### DIRECTIVE
Repeat the listing in full, preserving every character.

### RECORDS PROVIDED

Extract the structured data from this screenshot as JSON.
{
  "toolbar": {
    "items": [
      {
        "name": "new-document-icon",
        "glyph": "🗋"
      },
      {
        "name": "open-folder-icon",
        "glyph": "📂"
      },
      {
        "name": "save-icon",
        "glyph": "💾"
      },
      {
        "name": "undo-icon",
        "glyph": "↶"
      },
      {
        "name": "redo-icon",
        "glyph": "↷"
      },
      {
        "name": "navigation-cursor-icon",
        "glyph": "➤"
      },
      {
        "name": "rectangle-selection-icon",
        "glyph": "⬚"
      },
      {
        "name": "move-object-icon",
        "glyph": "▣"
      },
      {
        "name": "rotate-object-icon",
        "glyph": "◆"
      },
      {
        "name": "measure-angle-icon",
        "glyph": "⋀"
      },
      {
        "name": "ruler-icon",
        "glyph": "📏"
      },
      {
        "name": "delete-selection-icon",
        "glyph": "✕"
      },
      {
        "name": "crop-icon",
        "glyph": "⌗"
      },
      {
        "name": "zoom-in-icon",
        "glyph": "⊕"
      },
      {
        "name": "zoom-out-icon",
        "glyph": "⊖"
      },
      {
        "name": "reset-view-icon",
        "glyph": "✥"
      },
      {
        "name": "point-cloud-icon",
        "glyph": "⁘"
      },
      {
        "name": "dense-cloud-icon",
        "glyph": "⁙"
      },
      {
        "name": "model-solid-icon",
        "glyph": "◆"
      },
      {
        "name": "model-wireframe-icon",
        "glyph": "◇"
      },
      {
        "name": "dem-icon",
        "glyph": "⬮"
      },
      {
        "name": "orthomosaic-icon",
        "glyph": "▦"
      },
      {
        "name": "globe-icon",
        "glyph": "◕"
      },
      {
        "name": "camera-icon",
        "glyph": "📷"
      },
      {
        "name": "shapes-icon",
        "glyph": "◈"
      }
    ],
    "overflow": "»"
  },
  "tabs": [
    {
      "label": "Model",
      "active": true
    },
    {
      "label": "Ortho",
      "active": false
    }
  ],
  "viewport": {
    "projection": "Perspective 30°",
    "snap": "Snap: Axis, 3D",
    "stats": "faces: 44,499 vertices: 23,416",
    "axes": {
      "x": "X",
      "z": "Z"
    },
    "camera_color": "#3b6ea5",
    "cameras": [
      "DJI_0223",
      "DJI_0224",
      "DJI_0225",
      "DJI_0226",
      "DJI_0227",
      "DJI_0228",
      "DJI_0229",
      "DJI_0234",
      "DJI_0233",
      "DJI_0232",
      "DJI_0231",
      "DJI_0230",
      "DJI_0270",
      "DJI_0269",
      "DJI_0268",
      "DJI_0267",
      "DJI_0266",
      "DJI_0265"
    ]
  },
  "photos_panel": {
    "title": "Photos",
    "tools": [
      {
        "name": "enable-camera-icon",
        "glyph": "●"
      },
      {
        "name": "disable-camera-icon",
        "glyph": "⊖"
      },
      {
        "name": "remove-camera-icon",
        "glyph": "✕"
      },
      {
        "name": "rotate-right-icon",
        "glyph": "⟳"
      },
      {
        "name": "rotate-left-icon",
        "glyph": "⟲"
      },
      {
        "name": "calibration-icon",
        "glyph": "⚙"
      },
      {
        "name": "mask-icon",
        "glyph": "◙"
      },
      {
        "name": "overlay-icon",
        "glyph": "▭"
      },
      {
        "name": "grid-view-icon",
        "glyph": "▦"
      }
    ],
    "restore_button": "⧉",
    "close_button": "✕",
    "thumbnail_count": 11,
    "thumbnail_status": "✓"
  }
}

### RESULT OF THIS TASK
Extract the structured data from this screenshot as JSON.
{
  "toolbar": {
    "items": [
      {
        "name": "new-document-icon",
        "glyph": "🗋"
      },
      {
        "name": "open-folder-icon",
        "glyph": "📂"
      },
      {
        "name": "save-icon",
        "glyph": "💾"
      },
      {
        "name": "undo-icon",
        "glyph": "↶"
      },
      {
        "name": "redo-icon",
        "glyph": "↷"
      },
      {
        "name": "navigation-cursor-icon",
        "glyph": "➤"
      },
      {
        "name": "rectangle-selection-icon",
        "glyph": "⬚"
      },
      {
        "name": "move-object-icon",
        "glyph": "▣"
      },
      {
        "name": "rotate-object-icon",
        "glyph": "◆"
      },
      {
        "name": "measure-angle-icon",
        "glyph": "⋀"
      },
      {
        "name": "ruler-icon",
        "glyph": "📏"
      },
      {
        "name": "delete-selection-icon",
        "glyph": "✕"
      },
      {
        "name": "crop-icon",
        "glyph": "⌗"
      },
      {
        "name": "zoom-in-icon",
        "glyph": "⊕"
      },
      {
        "name": "zoom-out-icon",
        "glyph": "⊖"
      },
      {
        "name": "reset-view-icon",
        "glyph": "✥"
      },
      {
        "name": "point-cloud-icon",
        "glyph": "⁘"
      },
      {
        "name": "dense-cloud-icon",
        "glyph": "⁙"
      },
      {
        "name": "model-solid-icon",
        "glyph": "◆"
      },
      {
        "name": "model-wireframe-icon",
        "glyph": "◇"
      },
      {
        "name": "dem-icon",
        "glyph": "⬮"
      },
      {
        "name": "orthomosaic-icon",
        "glyph": "▦"
      },
      {
        "name": "globe-icon",
        "glyph": "◕"
      },
      {
        "name": "camera-icon",
        "glyph": "📷"
      },
      {
        "name": "shapes-icon",
        "glyph": "◈"
      }
    ],
    "overflow": "»"
  },
  "tabs": [
    {
      "label": "Model",
      "active": true
    },
    {
      "label": "Ortho",
      "active": false
    }
  ],
  "viewport": {
    "projection": "Perspective 30°",
    "snap": "Snap: Axis, 3D",
    "stats": "faces: 44,499 vertices: 23,416",
    "axes": {
      "x": "X",
      "z": "Z"
    },
    "camera_color": "#3b6ea5",
    "cameras": [
      "DJI_0223",
      "DJI_0224",
      "DJI_0225",
      "DJI_0226",
      "DJI_0227",
      "DJI_0228",
      "DJI_0229",
      "DJI_0234",
      "DJI_0233",
      "DJI_0232",
      "DJI_0231",
      "DJI_0230",
      "DJI_0270",
      "DJI_0269",
      "DJI_0268",
      "DJI_0267",
      "DJI_0266",
      "DJI_0265"
    ]
  },
  "photos_panel": {
    "title": "Photos",
    "tools": [
      {
        "name": "enable-camera-icon",
        "glyph": "●"
      },
      {
        "name": "disable-camera-icon",
        "glyph": "⊖"
      },
      {
        "name": "remove-camera-icon",
        "glyph": "✕"
      },
      {
        "name": "rotate-right-icon",
        "glyph": "⟳"
      },
      {
        "name": "rotate-left-icon",
        "glyph": "⟲"
      },
      {
        "name": "calibration-icon",
        "glyph": "⚙"
      },
      {
        "name": "mask-icon",
        "glyph": "◙"
      },
      {
        "name": "overlay-icon",
        "glyph": "▭"
      },
      {
        "name": "grid-view-icon",
        "glyph": "▦"
      }
    ],
    "restore_button": "⧉",
    "close_button": "✕",
    "thumbnail_count": 11,
    "thumbnail_status": "✓"
  }
}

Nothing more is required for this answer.